◆ WHAT IS REQUIRED: Only lines with the string "Objective" matter here; gather them from the material below.

(Stored records)
======

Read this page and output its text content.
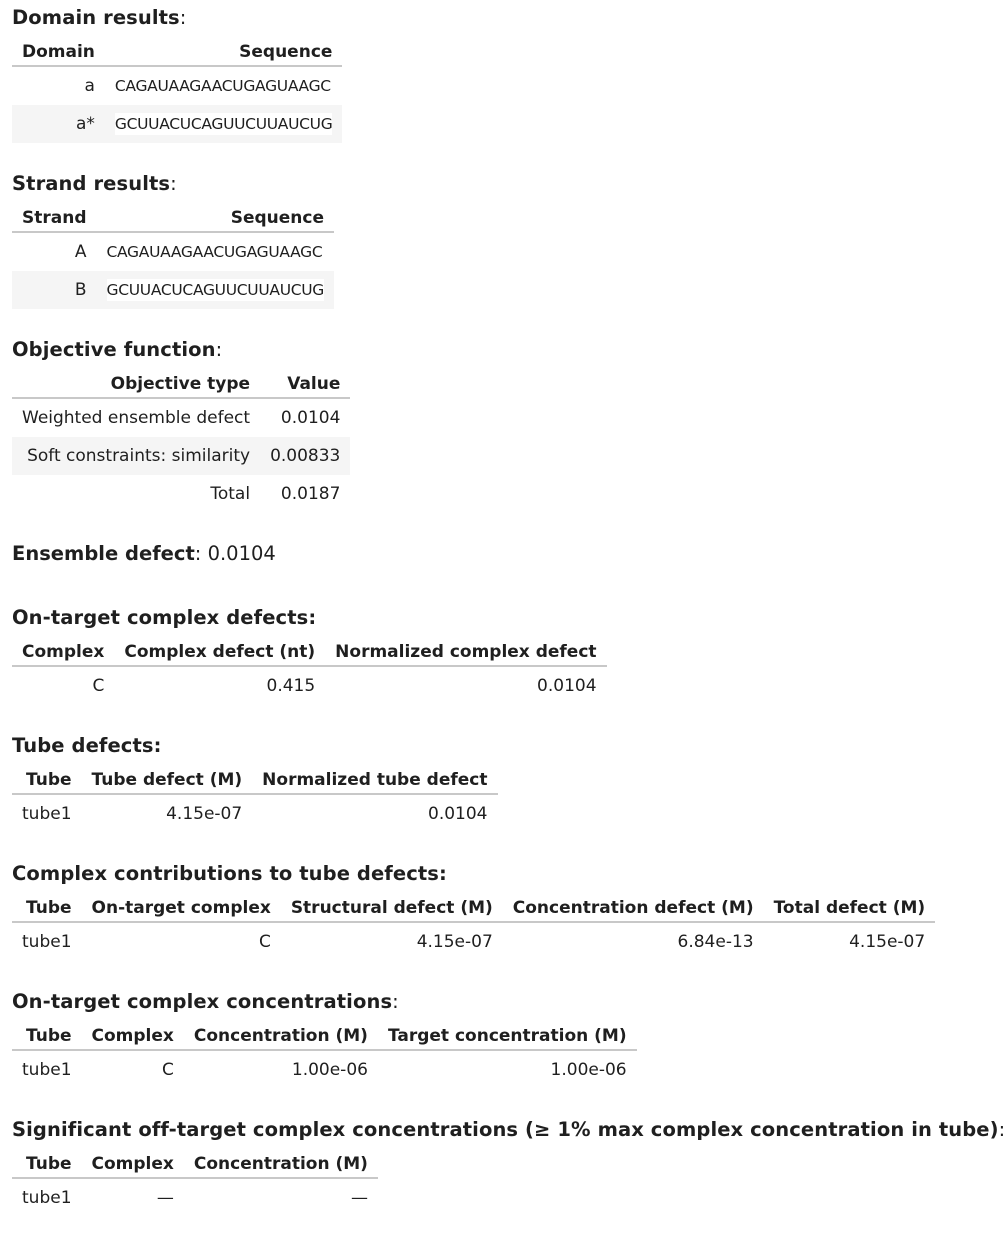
Domain results:
Domain	Sequence
a	CAGAUAAGAACUGAGUAAGC
a*	GCUUACUCAGUUCUUAUCUG
Strand results:
Strand	Sequence
A	CAGAUAAGAACUGAGUAAGC
B	GCUUACUCAGUUCUUAUCUG
Objective function:
Objective type	Value
Weighted ensemble defect	0.0104
Soft constraints: similarity	0.00833
Total	0.0187
Ensemble defect: 0.0104
On-target complex defects:
Complex	Complex defect (nt)	Normalized complex defect
C	0.415	0.0104
Tube defects:
Tube	Tube defect (M)	Normalized tube defect
tube1	4.15e-07	0.0104
Complex contributions to tube defects:
Tube	On-target complex	Structural defect (M)	Concentration defect (M)	Total defect (M)
tube1	C	4.15e-07	6.84e-13	4.15e-07
On-target complex concentrations:
Tube	Complex	Concentration (M)	Target concentration (M)
tube1	C	1.00e-06	1.00e-06
Significant off-target complex concentrations (≥ 1% max complex concentration in tube):
Tube	Complex	Concentration (M)
tube1	—	—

======

◆ EXERCISE RESPONSE:
Objective function:
Objective type	Value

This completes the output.